WHAT YOU HAVE TO DO. Repeat all of the material below exactly as written, images excluded.

▼▼▼

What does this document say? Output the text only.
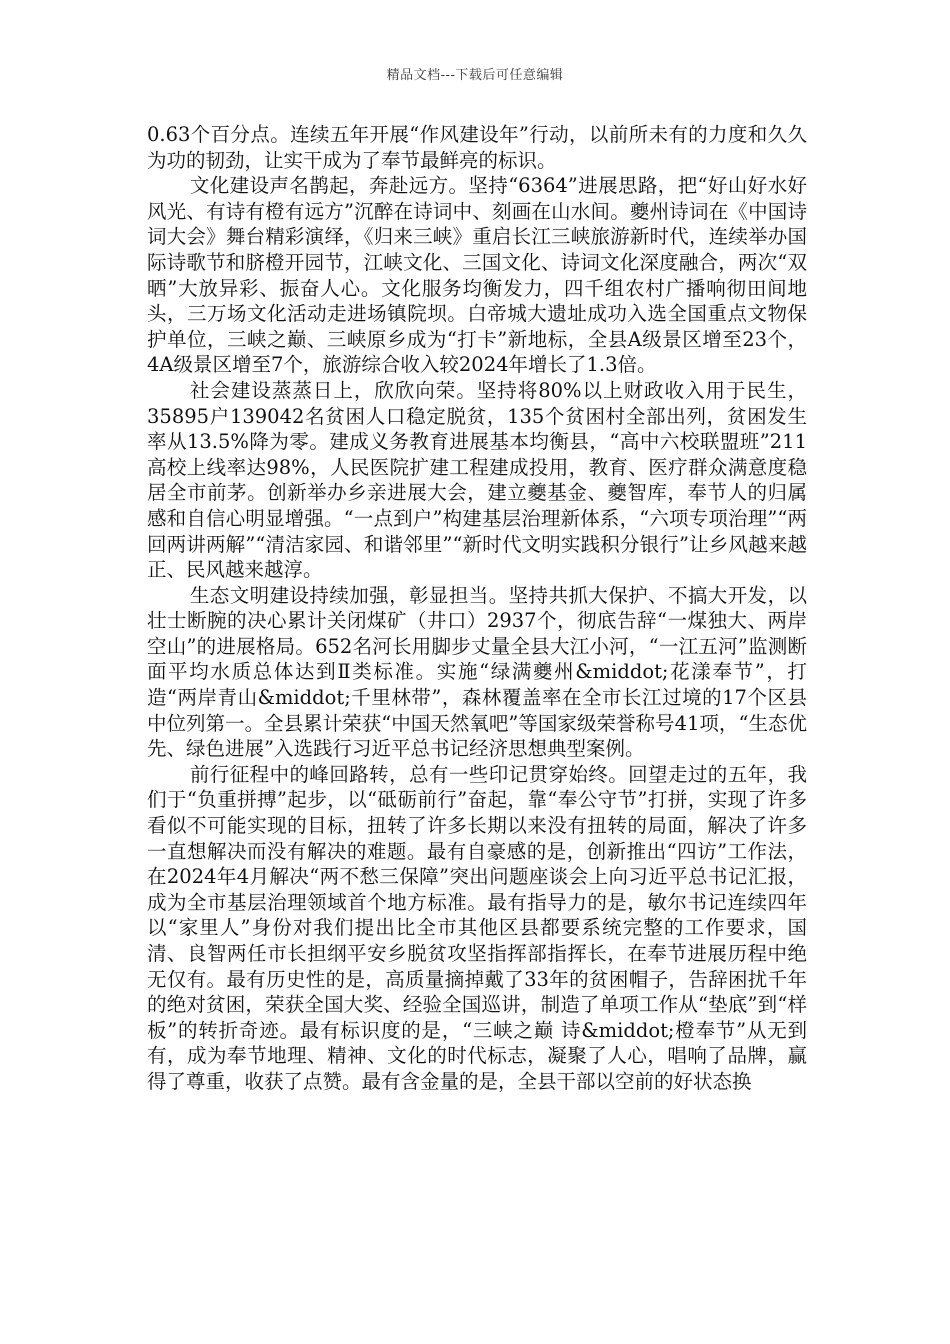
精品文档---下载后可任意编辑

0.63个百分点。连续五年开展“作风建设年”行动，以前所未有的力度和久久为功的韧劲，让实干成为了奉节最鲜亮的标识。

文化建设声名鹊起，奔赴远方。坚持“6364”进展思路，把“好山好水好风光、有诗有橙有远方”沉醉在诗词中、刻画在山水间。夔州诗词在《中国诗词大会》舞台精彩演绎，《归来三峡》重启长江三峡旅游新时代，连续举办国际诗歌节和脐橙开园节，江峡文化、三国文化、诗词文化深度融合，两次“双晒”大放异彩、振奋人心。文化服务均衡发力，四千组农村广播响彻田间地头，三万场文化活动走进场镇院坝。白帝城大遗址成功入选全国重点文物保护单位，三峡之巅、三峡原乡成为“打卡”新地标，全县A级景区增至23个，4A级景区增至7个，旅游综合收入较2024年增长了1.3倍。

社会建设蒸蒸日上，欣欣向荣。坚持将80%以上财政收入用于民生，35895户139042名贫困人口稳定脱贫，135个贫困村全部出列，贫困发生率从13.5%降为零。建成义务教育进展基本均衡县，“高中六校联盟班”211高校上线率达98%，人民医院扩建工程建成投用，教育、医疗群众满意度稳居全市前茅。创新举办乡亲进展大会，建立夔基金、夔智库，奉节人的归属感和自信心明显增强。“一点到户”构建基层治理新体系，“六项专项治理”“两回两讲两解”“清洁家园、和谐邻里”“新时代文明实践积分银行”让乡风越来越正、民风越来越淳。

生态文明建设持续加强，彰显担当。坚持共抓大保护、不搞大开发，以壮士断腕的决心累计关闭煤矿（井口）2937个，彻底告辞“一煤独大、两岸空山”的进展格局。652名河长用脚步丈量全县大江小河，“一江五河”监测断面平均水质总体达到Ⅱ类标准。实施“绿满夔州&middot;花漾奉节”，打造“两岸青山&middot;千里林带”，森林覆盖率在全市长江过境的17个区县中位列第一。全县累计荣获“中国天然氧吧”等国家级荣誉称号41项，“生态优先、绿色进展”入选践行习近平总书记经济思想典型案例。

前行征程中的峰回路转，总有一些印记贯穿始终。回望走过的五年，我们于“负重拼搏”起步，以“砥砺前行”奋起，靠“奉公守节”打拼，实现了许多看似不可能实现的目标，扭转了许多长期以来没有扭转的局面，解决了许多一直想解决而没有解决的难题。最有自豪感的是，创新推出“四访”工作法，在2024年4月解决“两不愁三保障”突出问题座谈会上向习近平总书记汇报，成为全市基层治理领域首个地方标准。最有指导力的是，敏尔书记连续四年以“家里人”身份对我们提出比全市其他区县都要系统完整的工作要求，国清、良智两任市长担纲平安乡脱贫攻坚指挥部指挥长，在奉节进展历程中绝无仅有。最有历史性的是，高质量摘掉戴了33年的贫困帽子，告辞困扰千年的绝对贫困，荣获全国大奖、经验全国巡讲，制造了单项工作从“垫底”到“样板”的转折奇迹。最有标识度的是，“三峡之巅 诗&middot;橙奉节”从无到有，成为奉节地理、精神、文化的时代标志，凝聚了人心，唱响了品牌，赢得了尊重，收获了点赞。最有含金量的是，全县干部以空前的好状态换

▲▲▲

THE RESULT.
What does this document say? Output the text only.
精品文档---下载后可任意编辑

0.63个百分点。连续五年开展“作风建设年”行动，以前所未有的力度和久久为功的韧劲，让实干成为了奉节最鲜亮的标识。

文化建设声名鹊起，奔赴远方。坚持“6364”进展思路，把“好山好水好风光、有诗有橙有远方”沉醉在诗词中、刻画在山水间。夔州诗词在《中国诗词大会》舞台精彩演绎，《归来三峡》重启长江三峡旅游新时代，连续举办国际诗歌节和脐橙开园节，江峡文化、三国文化、诗词文化深度融合，两次“双晒”大放异彩、振奋人心。文化服务均衡发力，四千组农村广播响彻田间地头，三万场文化活动走进场镇院坝。白帝城大遗址成功入选全国重点文物保护单位，三峡之巅、三峡原乡成为“打卡”新地标，全县A级景区增至23个，4A级景区增至7个，旅游综合收入较2024年增长了1.3倍。

社会建设蒸蒸日上，欣欣向荣。坚持将80%以上财政收入用于民生，35895户139042名贫困人口稳定脱贫，135个贫困村全部出列，贫困发生率从13.5%降为零。建成义务教育进展基本均衡县，“高中六校联盟班”211高校上线率达98%，人民医院扩建工程建成投用，教育、医疗群众满意度稳居全市前茅。创新举办乡亲进展大会，建立夔基金、夔智库，奉节人的归属感和自信心明显增强。“一点到户”构建基层治理新体系，“六项专项治理”“两回两讲两解”“清洁家园、和谐邻里”“新时代文明实践积分银行”让乡风越来越正、民风越来越淳。

生态文明建设持续加强，彰显担当。坚持共抓大保护、不搞大开发，以壮士断腕的决心累计关闭煤矿（井口）2937个，彻底告辞“一煤独大、两岸空山”的进展格局。652名河长用脚步丈量全县大江小河，“一江五河”监测断面平均水质总体达到Ⅱ类标准。实施“绿满夔州&middot;花漾奉节”，打造“两岸青山&middot;千里林带”，森林覆盖率在全市长江过境的17个区县中位列第一。全县累计荣获“中国天然氧吧”等国家级荣誉称号41项，“生态优先、绿色进展”入选践行习近平总书记经济思想典型案例。

前行征程中的峰回路转，总有一些印记贯穿始终。回望走过的五年，我们于“负重拼搏”起步，以“砥砺前行”奋起，靠“奉公守节”打拼，实现了许多看似不可能实现的目标，扭转了许多长期以来没有扭转的局面，解决了许多一直想解决而没有解决的难题。最有自豪感的是，创新推出“四访”工作法，在2024年4月解决“两不愁三保障”突出问题座谈会上向习近平总书记汇报，成为全市基层治理领域首个地方标准。最有指导力的是，敏尔书记连续四年以“家里人”身份对我们提出比全市其他区县都要系统完整的工作要求，国清、良智两任市长担纲平安乡脱贫攻坚指挥部指挥长，在奉节进展历程中绝无仅有。最有历史性的是，高质量摘掉戴了33年的贫困帽子，告辞困扰千年的绝对贫困，荣获全国大奖、经验全国巡讲，制造了单项工作从“垫底”到“样板”的转折奇迹。最有标识度的是，“三峡之巅 诗&middot;橙奉节”从无到有，成为奉节地理、精神、文化的时代标志，凝聚了人心，唱响了品牌，赢得了尊重，收获了点赞。最有含金量的是，全县干部以空前的好状态换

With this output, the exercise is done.